**The records:**
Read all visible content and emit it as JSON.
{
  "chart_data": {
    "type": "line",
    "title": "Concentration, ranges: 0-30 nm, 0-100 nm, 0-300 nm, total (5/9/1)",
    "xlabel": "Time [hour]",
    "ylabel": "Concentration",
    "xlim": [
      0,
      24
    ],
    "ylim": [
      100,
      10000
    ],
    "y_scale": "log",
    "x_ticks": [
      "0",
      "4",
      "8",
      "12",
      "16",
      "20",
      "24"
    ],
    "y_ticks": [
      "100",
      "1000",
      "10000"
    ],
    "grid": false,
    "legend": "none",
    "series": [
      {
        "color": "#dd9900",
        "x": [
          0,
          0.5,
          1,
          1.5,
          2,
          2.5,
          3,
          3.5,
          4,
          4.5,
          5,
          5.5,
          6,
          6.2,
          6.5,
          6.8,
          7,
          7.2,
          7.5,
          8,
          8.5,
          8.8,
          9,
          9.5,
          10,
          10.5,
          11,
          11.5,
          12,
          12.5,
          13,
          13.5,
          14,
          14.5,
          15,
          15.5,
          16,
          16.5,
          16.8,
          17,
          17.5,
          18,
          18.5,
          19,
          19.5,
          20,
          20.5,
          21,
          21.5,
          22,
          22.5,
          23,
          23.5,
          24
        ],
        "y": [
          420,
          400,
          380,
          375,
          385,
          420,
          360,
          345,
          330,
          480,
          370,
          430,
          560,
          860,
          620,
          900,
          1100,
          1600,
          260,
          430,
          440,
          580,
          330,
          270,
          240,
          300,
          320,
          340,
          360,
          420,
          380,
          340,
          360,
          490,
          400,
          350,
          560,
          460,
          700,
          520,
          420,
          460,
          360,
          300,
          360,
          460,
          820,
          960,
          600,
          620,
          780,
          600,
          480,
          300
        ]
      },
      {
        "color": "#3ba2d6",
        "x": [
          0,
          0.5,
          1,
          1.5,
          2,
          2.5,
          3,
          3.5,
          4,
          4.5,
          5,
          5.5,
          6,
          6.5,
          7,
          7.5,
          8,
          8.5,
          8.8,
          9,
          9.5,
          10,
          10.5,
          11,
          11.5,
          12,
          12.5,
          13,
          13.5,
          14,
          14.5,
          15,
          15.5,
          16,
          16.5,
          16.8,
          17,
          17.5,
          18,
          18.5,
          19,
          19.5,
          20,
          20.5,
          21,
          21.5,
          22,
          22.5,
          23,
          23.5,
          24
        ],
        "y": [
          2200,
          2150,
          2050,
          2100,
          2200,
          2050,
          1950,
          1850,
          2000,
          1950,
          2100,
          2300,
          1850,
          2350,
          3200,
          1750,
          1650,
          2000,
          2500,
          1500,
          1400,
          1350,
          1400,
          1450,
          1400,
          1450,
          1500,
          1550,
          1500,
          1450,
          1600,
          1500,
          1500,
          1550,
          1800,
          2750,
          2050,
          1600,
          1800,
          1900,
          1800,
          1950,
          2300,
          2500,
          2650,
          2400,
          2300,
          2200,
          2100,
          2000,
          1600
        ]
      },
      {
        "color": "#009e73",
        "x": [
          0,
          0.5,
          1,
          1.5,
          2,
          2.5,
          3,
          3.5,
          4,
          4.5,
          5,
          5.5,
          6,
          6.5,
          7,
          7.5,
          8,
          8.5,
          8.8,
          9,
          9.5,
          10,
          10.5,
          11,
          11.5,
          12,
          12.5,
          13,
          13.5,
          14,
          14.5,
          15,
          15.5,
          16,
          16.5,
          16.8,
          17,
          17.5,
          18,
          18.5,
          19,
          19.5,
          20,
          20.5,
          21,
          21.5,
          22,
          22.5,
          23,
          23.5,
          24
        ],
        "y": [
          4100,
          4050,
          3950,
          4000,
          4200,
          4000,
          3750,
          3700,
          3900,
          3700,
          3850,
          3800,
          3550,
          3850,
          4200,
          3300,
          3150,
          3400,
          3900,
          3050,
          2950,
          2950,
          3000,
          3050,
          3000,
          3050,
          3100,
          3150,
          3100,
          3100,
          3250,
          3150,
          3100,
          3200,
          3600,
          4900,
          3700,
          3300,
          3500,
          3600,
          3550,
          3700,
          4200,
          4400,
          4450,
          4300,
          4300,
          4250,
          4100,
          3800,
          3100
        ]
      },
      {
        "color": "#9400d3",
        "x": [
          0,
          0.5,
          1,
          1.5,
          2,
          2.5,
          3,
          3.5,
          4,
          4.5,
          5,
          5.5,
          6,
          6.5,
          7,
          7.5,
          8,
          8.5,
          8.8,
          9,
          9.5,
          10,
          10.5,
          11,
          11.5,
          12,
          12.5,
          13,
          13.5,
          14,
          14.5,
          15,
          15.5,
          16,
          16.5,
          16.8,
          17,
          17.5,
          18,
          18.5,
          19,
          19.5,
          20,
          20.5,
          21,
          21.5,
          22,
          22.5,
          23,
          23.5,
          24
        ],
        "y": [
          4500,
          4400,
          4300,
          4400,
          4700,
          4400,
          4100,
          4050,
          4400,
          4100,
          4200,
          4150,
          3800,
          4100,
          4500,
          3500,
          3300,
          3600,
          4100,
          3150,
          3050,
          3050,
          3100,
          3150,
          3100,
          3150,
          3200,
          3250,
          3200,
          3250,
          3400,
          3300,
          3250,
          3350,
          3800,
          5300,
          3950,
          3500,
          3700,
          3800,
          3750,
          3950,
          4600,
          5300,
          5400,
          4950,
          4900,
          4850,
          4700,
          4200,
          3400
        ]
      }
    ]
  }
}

**Do this:** In how many lines of the data does the string "color" appear? Give only the number.

**Answer for the task:** 4